═══ GIVEN RECORDS ═══

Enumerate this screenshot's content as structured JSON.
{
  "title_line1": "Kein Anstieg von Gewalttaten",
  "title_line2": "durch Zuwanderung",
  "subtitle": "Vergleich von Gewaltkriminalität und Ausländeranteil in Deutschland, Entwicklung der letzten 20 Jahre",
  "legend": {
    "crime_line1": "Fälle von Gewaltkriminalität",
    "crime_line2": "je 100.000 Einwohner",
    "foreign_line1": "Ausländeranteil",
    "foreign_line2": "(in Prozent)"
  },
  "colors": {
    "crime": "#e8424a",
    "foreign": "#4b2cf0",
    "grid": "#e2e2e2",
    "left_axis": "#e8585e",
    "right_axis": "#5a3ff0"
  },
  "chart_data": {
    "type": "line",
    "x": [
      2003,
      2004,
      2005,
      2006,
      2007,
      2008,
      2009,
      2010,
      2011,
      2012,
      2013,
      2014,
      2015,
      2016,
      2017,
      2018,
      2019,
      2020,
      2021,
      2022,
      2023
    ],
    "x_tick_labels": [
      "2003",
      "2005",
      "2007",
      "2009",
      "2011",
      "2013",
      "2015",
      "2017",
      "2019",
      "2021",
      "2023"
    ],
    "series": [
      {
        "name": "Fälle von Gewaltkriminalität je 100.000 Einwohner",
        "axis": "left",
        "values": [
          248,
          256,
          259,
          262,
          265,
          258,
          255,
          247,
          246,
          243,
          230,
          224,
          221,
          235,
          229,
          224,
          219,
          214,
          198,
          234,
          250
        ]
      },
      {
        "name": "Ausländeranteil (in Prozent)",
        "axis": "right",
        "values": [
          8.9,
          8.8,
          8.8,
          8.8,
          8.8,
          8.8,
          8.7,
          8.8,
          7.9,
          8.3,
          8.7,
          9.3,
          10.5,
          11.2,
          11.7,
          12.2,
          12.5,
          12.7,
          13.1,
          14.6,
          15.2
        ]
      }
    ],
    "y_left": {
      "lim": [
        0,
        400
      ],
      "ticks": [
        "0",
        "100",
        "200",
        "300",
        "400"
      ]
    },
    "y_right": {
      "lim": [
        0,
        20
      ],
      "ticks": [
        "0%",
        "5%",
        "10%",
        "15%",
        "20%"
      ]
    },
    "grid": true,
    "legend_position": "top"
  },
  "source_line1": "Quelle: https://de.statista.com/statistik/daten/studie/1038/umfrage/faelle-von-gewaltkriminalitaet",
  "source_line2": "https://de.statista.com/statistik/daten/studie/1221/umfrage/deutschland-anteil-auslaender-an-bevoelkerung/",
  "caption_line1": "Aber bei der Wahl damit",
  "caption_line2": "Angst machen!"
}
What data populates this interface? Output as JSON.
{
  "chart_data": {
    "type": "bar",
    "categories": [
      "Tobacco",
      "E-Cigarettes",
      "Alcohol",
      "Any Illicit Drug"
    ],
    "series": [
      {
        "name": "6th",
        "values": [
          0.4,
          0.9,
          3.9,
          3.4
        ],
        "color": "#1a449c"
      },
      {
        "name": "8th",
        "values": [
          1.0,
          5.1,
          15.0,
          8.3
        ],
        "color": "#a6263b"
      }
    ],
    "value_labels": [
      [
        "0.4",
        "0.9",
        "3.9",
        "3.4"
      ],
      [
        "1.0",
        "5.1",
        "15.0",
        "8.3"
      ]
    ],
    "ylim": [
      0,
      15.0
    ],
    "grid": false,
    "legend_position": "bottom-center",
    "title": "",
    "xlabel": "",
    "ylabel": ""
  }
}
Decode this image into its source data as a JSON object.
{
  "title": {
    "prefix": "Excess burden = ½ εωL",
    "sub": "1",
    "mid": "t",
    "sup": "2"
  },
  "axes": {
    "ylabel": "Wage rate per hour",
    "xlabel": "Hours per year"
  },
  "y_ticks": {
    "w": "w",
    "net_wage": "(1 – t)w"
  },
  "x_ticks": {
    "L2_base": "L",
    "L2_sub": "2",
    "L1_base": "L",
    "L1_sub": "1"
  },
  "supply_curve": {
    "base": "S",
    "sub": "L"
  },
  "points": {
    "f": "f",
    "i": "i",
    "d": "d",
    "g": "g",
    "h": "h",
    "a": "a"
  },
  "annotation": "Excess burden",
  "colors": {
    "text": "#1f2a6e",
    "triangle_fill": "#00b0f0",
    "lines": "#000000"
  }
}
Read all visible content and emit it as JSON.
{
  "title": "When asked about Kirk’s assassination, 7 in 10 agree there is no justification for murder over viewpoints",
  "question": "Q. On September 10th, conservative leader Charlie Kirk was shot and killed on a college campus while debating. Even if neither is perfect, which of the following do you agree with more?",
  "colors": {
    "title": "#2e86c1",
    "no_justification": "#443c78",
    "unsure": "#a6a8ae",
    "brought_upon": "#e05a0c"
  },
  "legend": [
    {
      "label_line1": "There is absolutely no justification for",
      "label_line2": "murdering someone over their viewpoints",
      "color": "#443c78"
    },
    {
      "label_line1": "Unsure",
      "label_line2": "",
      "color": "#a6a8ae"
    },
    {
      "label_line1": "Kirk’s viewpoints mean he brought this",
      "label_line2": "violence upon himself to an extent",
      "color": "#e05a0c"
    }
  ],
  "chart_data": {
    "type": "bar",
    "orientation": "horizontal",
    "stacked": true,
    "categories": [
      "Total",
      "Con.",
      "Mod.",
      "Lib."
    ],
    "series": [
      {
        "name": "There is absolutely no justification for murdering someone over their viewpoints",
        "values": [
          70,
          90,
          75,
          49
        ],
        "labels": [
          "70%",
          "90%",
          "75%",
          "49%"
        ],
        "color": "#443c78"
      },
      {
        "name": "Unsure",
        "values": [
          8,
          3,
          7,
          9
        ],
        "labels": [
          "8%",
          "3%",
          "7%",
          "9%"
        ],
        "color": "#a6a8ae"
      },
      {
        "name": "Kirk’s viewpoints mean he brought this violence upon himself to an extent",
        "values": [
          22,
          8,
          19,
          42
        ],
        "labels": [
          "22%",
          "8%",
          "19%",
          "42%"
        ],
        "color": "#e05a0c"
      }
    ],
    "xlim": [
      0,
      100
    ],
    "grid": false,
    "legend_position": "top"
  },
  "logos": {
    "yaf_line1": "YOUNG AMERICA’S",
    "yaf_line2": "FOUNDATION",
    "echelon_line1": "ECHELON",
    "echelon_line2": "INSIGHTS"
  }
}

═══

EXERCISE DETAILS — Write out every line exactly as it stands.

SOLUTION TO THIS PROBLEM —
Enumerate this screenshot's content as structured JSON.
{
  "title_line1": "Kein Anstieg von Gewalttaten",
  "title_line2": "durch Zuwanderung",
  "subtitle": "Vergleich von Gewaltkriminalität und Ausländeranteil in Deutschland, Entwicklung der letzten 20 Jahre",
  "legend": {
    "crime_line1": "Fälle von Gewaltkriminalität",
    "crime_line2": "je 100.000 Einwohner",
    "foreign_line1": "Ausländeranteil",
    "foreign_line2": "(in Prozent)"
  },
  "colors": {
    "crime": "#e8424a",
    "foreign": "#4b2cf0",
    "grid": "#e2e2e2",
    "left_axis": "#e8585e",
    "right_axis": "#5a3ff0"
  },
  "chart_data": {
    "type": "line",
    "x": [
      2003,
      2004,
      2005,
      2006,
      2007,
      2008,
      2009,
      2010,
      2011,
      2012,
      2013,
      2014,
      2015,
      2016,
      2017,
      2018,
      2019,
      2020,
      2021,
      2022,
      2023
    ],
    "x_tick_labels": [
      "2003",
      "2005",
      "2007",
      "2009",
      "2011",
      "2013",
      "2015",
      "2017",
      "2019",
      "2021",
      "2023"
    ],
    "series": [
      {
        "name": "Fälle von Gewaltkriminalität je 100.000 Einwohner",
        "axis": "left",
        "values": [
          248,
          256,
          259,
          262,
          265,
          258,
          255,
          247,
          246,
          243,
          230,
          224,
          221,
          235,
          229,
          224,
          219,
          214,
          198,
          234,
          250
        ]
      },
      {
        "name": "Ausländeranteil (in Prozent)",
        "axis": "right",
        "values": [
          8.9,
          8.8,
          8.8,
          8.8,
          8.8,
          8.8,
          8.7,
          8.8,
          7.9,
          8.3,
          8.7,
          9.3,
          10.5,
          11.2,
          11.7,
          12.2,
          12.5,
          12.7,
          13.1,
          14.6,
          15.2
        ]
      }
    ],
    "y_left": {
      "lim": [
        0,
        400
      ],
      "ticks": [
        "0",
        "100",
        "200",
        "300",
        "400"
      ]
    },
    "y_right": {
      "lim": [
        0,
        20
      ],
      "ticks": [
        "0%",
        "5%",
        "10%",
        "15%",
        "20%"
      ]
    },
    "grid": true,
    "legend_position": "top"
  },
  "source_line1": "Quelle: https://de.statista.com/statistik/daten/studie/1038/umfrage/faelle-von-gewaltkriminalitaet",
  "source_line2": "https://de.statista.com/statistik/daten/studie/1221/umfrage/deutschland-anteil-auslaender-an-bevoelkerung/",
  "caption_line1": "Aber bei der Wahl damit",
  "caption_line2": "Angst machen!"
}
What data populates this interface? Output as JSON.
{
  "chart_data": {
    "type": "bar",
    "categories": [
      "Tobacco",
      "E-Cigarettes",
      "Alcohol",
      "Any Illicit Drug"
    ],
    "series": [
      {
        "name": "6th",
        "values": [
          0.4,
          0.9,
          3.9,
          3.4
        ],
        "color": "#1a449c"
      },
      {
        "name": "8th",
        "values": [
          1.0,
          5.1,
          15.0,
          8.3
        ],
        "color": "#a6263b"
      }
    ],
    "value_labels": [
      [
        "0.4",
        "0.9",
        "3.9",
        "3.4"
      ],
      [
        "1.0",
        "5.1",
        "15.0",
        "8.3"
      ]
    ],
    "ylim": [
      0,
      15.0
    ],
    "grid": false,
    "legend_position": "bottom-center",
    "title": "",
    "xlabel": "",
    "ylabel": ""
  }
}
Decode this image into its source data as a JSON object.
{
  "title": {
    "prefix": "Excess burden = ½ εωL",
    "sub": "1",
    "mid": "t",
    "sup": "2"
  },
  "axes": {
    "ylabel": "Wage rate per hour",
    "xlabel": "Hours per year"
  },
  "y_ticks": {
    "w": "w",
    "net_wage": "(1 – t)w"
  },
  "x_ticks": {
    "L2_base": "L",
    "L2_sub": "2",
    "L1_base": "L",
    "L1_sub": "1"
  },
  "supply_curve": {
    "base": "S",
    "sub": "L"
  },
  "points": {
    "f": "f",
    "i": "i",
    "d": "d",
    "g": "g",
    "h": "h",
    "a": "a"
  },
  "annotation": "Excess burden",
  "colors": {
    "text": "#1f2a6e",
    "triangle_fill": "#00b0f0",
    "lines": "#000000"
  }
}
Read all visible content and emit it as JSON.
{
  "title": "When asked about Kirk’s assassination, 7 in 10 agree there is no justification for murder over viewpoints",
  "question": "Q. On September 10th, conservative leader Charlie Kirk was shot and killed on a college campus while debating. Even if neither is perfect, which of the following do you agree with more?",
  "colors": {
    "title": "#2e86c1",
    "no_justification": "#443c78",
    "unsure": "#a6a8ae",
    "brought_upon": "#e05a0c"
  },
  "legend": [
    {
      "label_line1": "There is absolutely no justification for",
      "label_line2": "murdering someone over their viewpoints",
      "color": "#443c78"
    },
    {
      "label_line1": "Unsure",
      "label_line2": "",
      "color": "#a6a8ae"
    },
    {
      "label_line1": "Kirk’s viewpoints mean he brought this",
      "label_line2": "violence upon himself to an extent",
      "color": "#e05a0c"
    }
  ],
  "chart_data": {
    "type": "bar",
    "orientation": "horizontal",
    "stacked": true,
    "categories": [
      "Total",
      "Con.",
      "Mod.",
      "Lib."
    ],
    "series": [
      {
        "name": "There is absolutely no justification for murdering someone over their viewpoints",
        "values": [
          70,
          90,
          75,
          49
        ],
        "labels": [
          "70%",
          "90%",
          "75%",
          "49%"
        ],
        "color": "#443c78"
      },
      {
        "name": "Unsure",
        "values": [
          8,
          3,
          7,
          9
        ],
        "labels": [
          "8%",
          "3%",
          "7%",
          "9%"
        ],
        "color": "#a6a8ae"
      },
      {
        "name": "Kirk’s viewpoints mean he brought this violence upon himself to an extent",
        "values": [
          22,
          8,
          19,
          42
        ],
        "labels": [
          "22%",
          "8%",
          "19%",
          "42%"
        ],
        "color": "#e05a0c"
      }
    ],
    "xlim": [
      0,
      100
    ],
    "grid": false,
    "legend_position": "top"
  },
  "logos": {
    "yaf_line1": "YOUNG AMERICA’S",
    "yaf_line2": "FOUNDATION",
    "echelon_line1": "ECHELON",
    "echelon_line2": "INSIGHTS"
  }
}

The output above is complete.